DESCRIPTION OF THE TASK:
Could you extract every entry below and reproduce it exactly?

RECORD SET:
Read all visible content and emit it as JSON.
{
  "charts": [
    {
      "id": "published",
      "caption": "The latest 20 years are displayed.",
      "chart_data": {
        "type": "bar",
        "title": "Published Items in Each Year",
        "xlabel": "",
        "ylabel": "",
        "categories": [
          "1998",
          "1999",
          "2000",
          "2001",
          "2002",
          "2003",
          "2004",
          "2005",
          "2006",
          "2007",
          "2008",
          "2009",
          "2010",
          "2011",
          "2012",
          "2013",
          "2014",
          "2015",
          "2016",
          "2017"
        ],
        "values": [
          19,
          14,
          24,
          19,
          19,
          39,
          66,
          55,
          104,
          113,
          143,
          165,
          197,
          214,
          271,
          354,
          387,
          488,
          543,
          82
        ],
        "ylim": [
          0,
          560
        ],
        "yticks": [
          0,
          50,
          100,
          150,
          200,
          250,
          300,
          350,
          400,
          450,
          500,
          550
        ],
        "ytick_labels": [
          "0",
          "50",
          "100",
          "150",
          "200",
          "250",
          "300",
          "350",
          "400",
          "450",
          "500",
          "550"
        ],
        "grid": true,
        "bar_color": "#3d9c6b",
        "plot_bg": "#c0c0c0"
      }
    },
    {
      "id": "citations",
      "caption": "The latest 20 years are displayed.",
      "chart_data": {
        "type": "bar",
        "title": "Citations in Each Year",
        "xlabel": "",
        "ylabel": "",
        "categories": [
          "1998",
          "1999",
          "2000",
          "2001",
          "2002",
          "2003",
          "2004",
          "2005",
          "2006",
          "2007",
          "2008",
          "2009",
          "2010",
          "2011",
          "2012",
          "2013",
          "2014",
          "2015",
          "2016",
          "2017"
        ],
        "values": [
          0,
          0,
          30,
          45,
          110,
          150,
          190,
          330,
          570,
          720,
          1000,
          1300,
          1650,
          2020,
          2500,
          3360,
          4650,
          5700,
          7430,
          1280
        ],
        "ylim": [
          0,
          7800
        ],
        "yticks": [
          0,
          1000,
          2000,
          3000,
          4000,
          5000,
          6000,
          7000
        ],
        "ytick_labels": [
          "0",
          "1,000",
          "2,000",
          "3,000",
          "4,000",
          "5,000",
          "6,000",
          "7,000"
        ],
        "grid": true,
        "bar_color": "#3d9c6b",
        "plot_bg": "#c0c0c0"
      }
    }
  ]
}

CORRECT RESULT:
Read all visible content and emit it as JSON.
{
  "charts": [
    {
      "id": "published",
      "caption": "The latest 20 years are displayed.",
      "chart_data": {
        "type": "bar",
        "title": "Published Items in Each Year",
        "xlabel": "",
        "ylabel": "",
        "categories": [
          "1998",
          "1999",
          "2000",
          "2001",
          "2002",
          "2003",
          "2004",
          "2005",
          "2006",
          "2007",
          "2008",
          "2009",
          "2010",
          "2011",
          "2012",
          "2013",
          "2014",
          "2015",
          "2016",
          "2017"
        ],
        "values": [
          19,
          14,
          24,
          19,
          19,
          39,
          66,
          55,
          104,
          113,
          143,
          165,
          197,
          214,
          271,
          354,
          387,
          488,
          543,
          82
        ],
        "ylim": [
          0,
          560
        ],
        "yticks": [
          0,
          50,
          100,
          150,
          200,
          250,
          300,
          350,
          400,
          450,
          500,
          550
        ],
        "ytick_labels": [
          "0",
          "50",
          "100",
          "150",
          "200",
          "250",
          "300",
          "350",
          "400",
          "450",
          "500",
          "550"
        ],
        "grid": true,
        "bar_color": "#3d9c6b",
        "plot_bg": "#c0c0c0"
      }
    },
    {
      "id": "citations",
      "caption": "The latest 20 years are displayed.",
      "chart_data": {
        "type": "bar",
        "title": "Citations in Each Year",
        "xlabel": "",
        "ylabel": "",
        "categories": [
          "1998",
          "1999",
          "2000",
          "2001",
          "2002",
          "2003",
          "2004",
          "2005",
          "2006",
          "2007",
          "2008",
          "2009",
          "2010",
          "2011",
          "2012",
          "2013",
          "2014",
          "2015",
          "2016",
          "2017"
        ],
        "values": [
          0,
          0,
          30,
          45,
          110,
          150,
          190,
          330,
          570,
          720,
          1000,
          1300,
          1650,
          2020,
          2500,
          3360,
          4650,
          5700,
          7430,
          1280
        ],
        "ylim": [
          0,
          7800
        ],
        "yticks": [
          0,
          1000,
          2000,
          3000,
          4000,
          5000,
          6000,
          7000
        ],
        "ytick_labels": [
          "0",
          "1,000",
          "2,000",
          "3,000",
          "4,000",
          "5,000",
          "6,000",
          "7,000"
        ],
        "grid": true,
        "bar_color": "#3d9c6b",
        "plot_bg": "#c0c0c0"
      }
    }
  ]
}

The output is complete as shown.